Source material »
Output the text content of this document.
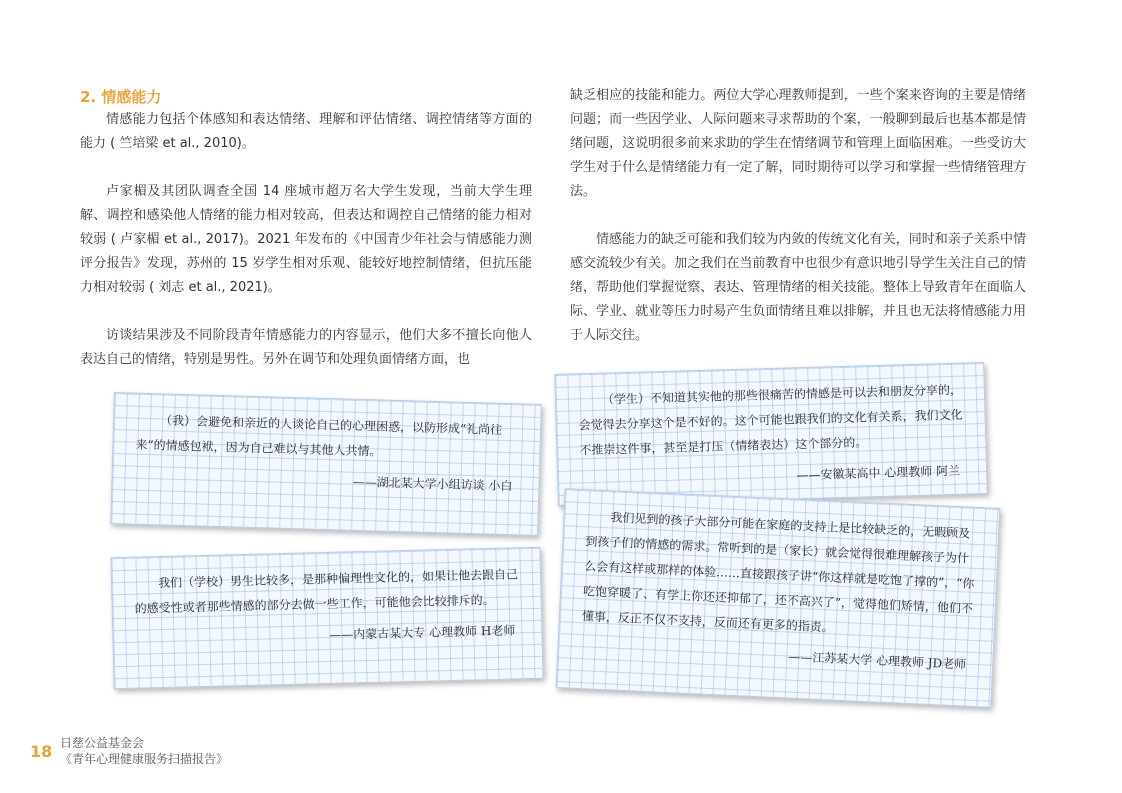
2. 情感能力

情感能力包括个体感知和表达情绪、理解和评估情绪、调控情绪等方面的能力 ( 竺培梁 et al., 2010)。

卢家楣及其团队调查全国 14 座城市超万名大学生发现，当前大学生理解、调控和感染他人情绪的能力相对较高，但表达和调控自己情绪的能力相对较弱 ( 卢家楣 et al., 2017)。2021 年发布的《中国青少年社会与情感能力测评分报告》发现，苏州的 15 岁学生相对乐观、能较好地控制情绪，但抗压能力相对较弱 ( 刘志 et al., 2021)。

访谈结果涉及不同阶段青年情感能力的内容显示，他们大多不擅长向他人表达自己的情绪，特别是男性。另外在调节和处理负面情绪方面，也

缺乏相应的技能和能力。两位大学心理教师提到，一些个案来咨询的主要是情绪问题；而一些因学业、人际问题来寻求帮助的个案，一般聊到最后也基本都是情绪问题，这说明很多前来求助的学生在情绪调节和管理上面临困难。一些受访大学生对于什么是情绪能力有一定了解，同时期待可以学习和掌握一些情绪管理方法。

情感能力的缺乏可能和我们较为内敛的传统文化有关，同时和亲子关系中情感交流较少有关。加之我们在当前教育中也很少有意识地引导学生关注自己的情绪，帮助他们掌握觉察、表达、管理情绪的相关技能。整体上导致青年在面临人际、学业、就业等压力时易产生负面情绪且难以排解，并且也无法将情感能力用于人际交往。

（我）会避免和亲近的人谈论自己的心理困惑，以防形成“礼尚往来”的情感包袱，因为自己难以与其他人共情。

——湖北某大学小组访谈 小白

（学生）不知道其实他的那些很痛苦的情感是可以去和朋友分享的，会觉得去分享这个是不好的。这个可能也跟我们的文化有关系，我们文化不推崇这件事，甚至是打压（情绪表达）这个部分的。

——安徽某高中 心理教师 阿兰

我们（学校）男生比较多，是那种偏理性文化的，如果让他去跟自己的感受性或者那些情感的部分去做一些工作，可能他会比较排斥的。

——内蒙古某大专 心理教师 H老师

我们见到的孩子大部分可能在家庭的支持上是比较缺乏的，无暇顾及到孩子们的情感的需求。常听到的是（家长）就会觉得很难理解孩子为什么会有这样或那样的体验……直接跟孩子讲“你这样就是吃饱了撑的”，“你吃饱穿暖了、有学上你还还抑郁了，还不高兴了”，觉得他们矫情，他们不懂事，反正不仅不支持，反而还有更多的指责。

——江苏某大学 心理教师 JD老师

18 日慈公益基金会
《青年心理健康服务扫描报告》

Task statement » Without the pictures, transcribe the listing above exactly.

Written reply »
Output the text content of this document.
2. 情感能力

情感能力包括个体感知和表达情绪、理解和评估情绪、调控情绪等方面的能力 ( 竺培梁 et al., 2010)。

卢家楣及其团队调查全国 14 座城市超万名大学生发现，当前大学生理解、调控和感染他人情绪的能力相对较高，但表达和调控自己情绪的能力相对较弱 ( 卢家楣 et al., 2017)。2021 年发布的《中国青少年社会与情感能力测评分报告》发现，苏州的 15 岁学生相对乐观、能较好地控制情绪，但抗压能力相对较弱 ( 刘志 et al., 2021)。

访谈结果涉及不同阶段青年情感能力的内容显示，他们大多不擅长向他人表达自己的情绪，特别是男性。另外在调节和处理负面情绪方面，也

缺乏相应的技能和能力。两位大学心理教师提到，一些个案来咨询的主要是情绪问题；而一些因学业、人际问题来寻求帮助的个案，一般聊到最后也基本都是情绪问题，这说明很多前来求助的学生在情绪调节和管理上面临困难。一些受访大学生对于什么是情绪能力有一定了解，同时期待可以学习和掌握一些情绪管理方法。

情感能力的缺乏可能和我们较为内敛的传统文化有关，同时和亲子关系中情感交流较少有关。加之我们在当前教育中也很少有意识地引导学生关注自己的情绪，帮助他们掌握觉察、表达、管理情绪的相关技能。整体上导致青年在面临人际、学业、就业等压力时易产生负面情绪且难以排解，并且也无法将情感能力用于人际交往。

（我）会避免和亲近的人谈论自己的心理困惑，以防形成“礼尚往来”的情感包袱，因为自己难以与其他人共情。

——湖北某大学小组访谈 小白

（学生）不知道其实他的那些很痛苦的情感是可以去和朋友分享的，会觉得去分享这个是不好的。这个可能也跟我们的文化有关系，我们文化不推崇这件事，甚至是打压（情绪表达）这个部分的。

——安徽某高中 心理教师 阿兰

我们（学校）男生比较多，是那种偏理性文化的，如果让他去跟自己的感受性或者那些情感的部分去做一些工作，可能他会比较排斥的。

——内蒙古某大专 心理教师 H老师

我们见到的孩子大部分可能在家庭的支持上是比较缺乏的，无暇顾及到孩子们的情感的需求。常听到的是（家长）就会觉得很难理解孩子为什么会有这样或那样的体验……直接跟孩子讲“你这样就是吃饱了撑的”，“你吃饱穿暖了、有学上你还还抑郁了，还不高兴了”，觉得他们矫情，他们不懂事，反正不仅不支持，反而还有更多的指责。

——江苏某大学 心理教师 JD老师

18 日慈公益基金会
《青年心理健康服务扫描报告》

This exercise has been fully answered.